* **Exercise prompt**
Set down the full listing exactly as given. Any pictures are to be left out.

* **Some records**
==============================

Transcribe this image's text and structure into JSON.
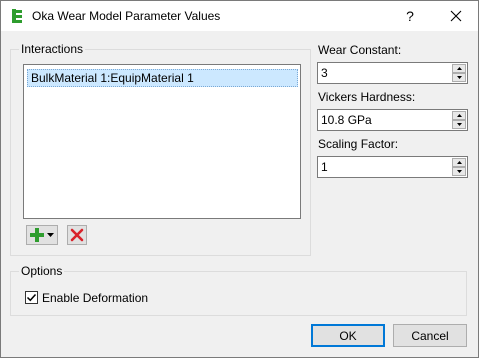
{
  "window": {
    "title": "Oka Wear Model Parameter Values",
    "help_label": "?",
    "close_label": "✕",
    "app_icon": "ansys-tree-icon"
  },
  "interactions": {
    "label": "Interactions",
    "items": [
      "BulkMaterial 1:EquipMaterial 1"
    ],
    "selected_index": 0,
    "add_icon": "green-plus-dropdown-icon",
    "remove_icon": "red-x-icon"
  },
  "parameters": {
    "wear_constant": {
      "label": "Wear Constant:",
      "value": "3"
    },
    "vickers_hardness": {
      "label": "Vickers Hardness:",
      "value": "10.8 GPa"
    },
    "scaling_factor": {
      "label": "Scaling Factor:",
      "value": "1"
    }
  },
  "options": {
    "label": "Options",
    "enable_deformation": {
      "label": "Enable Deformation",
      "checked": true
    }
  },
  "buttons": {
    "ok": "OK",
    "cancel": "Cancel"
  },
  "colors": {
    "selection": "#cce8ff",
    "accent": "#0078d7",
    "add_green": "#2e9d2e",
    "remove_red": "#d9222a"
  }
}
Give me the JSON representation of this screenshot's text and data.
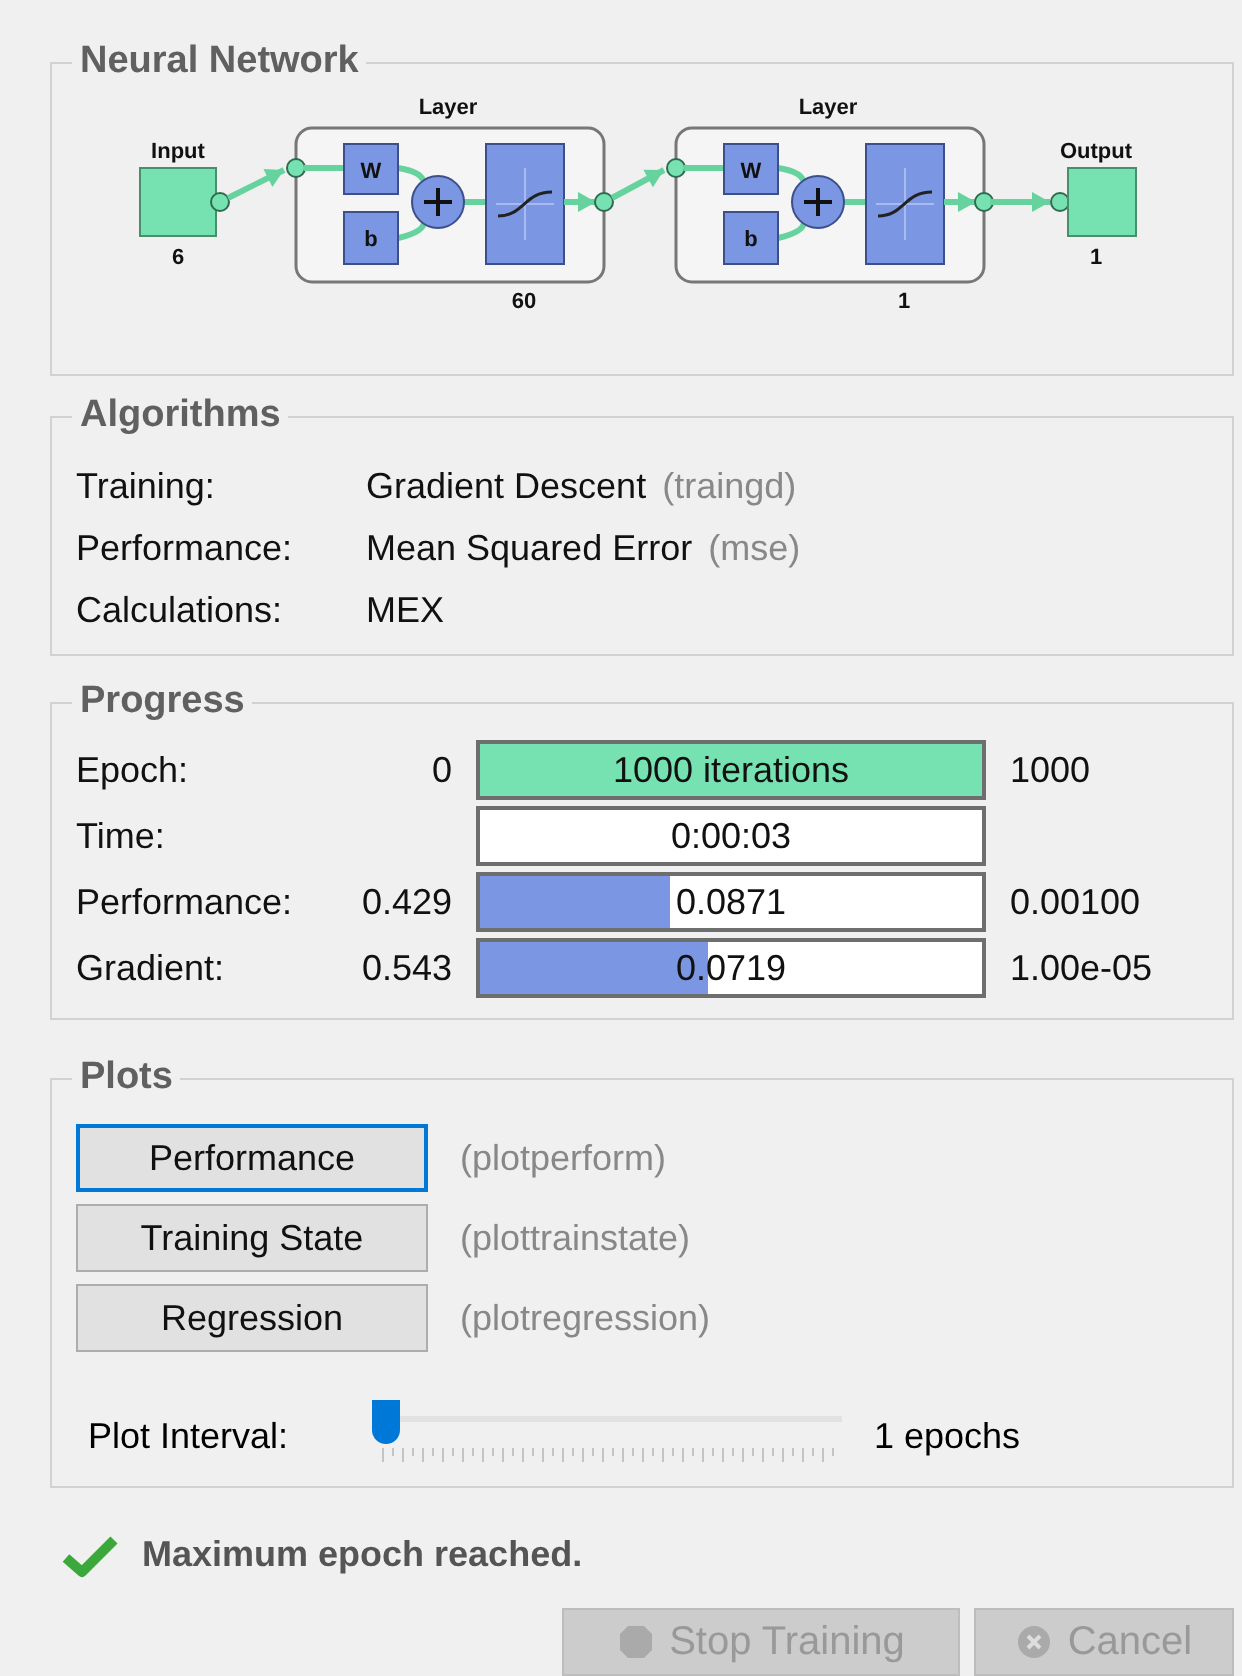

==============================

* **Task solution**
Transcribe this image's text and structure into JSON.
{
  "window": {
    "title": "Oka Wear Model Parameter Values",
    "help_label": "?",
    "close_label": "✕",
    "app_icon": "ansys-tree-icon"
  },
  "interactions": {
    "label": "Interactions",
    "items": [
      "BulkMaterial 1:EquipMaterial 1"
    ],
    "selected_index": 0,
    "add_icon": "green-plus-dropdown-icon",
    "remove_icon": "red-x-icon"
  },
  "parameters": {
    "wear_constant": {
      "label": "Wear Constant:",
      "value": "3"
    },
    "vickers_hardness": {
      "label": "Vickers Hardness:",
      "value": "10.8 GPa"
    },
    "scaling_factor": {
      "label": "Scaling Factor:",
      "value": "1"
    }
  },
  "options": {
    "label": "Options",
    "enable_deformation": {
      "label": "Enable Deformation",
      "checked": true
    }
  },
  "buttons": {
    "ok": "OK",
    "cancel": "Cancel"
  },
  "colors": {
    "selection": "#cce8ff",
    "accent": "#0078d7",
    "add_green": "#2e9d2e",
    "remove_red": "#d9222a"
  }
}
Give me the JSON representation of this screenshot's text and data.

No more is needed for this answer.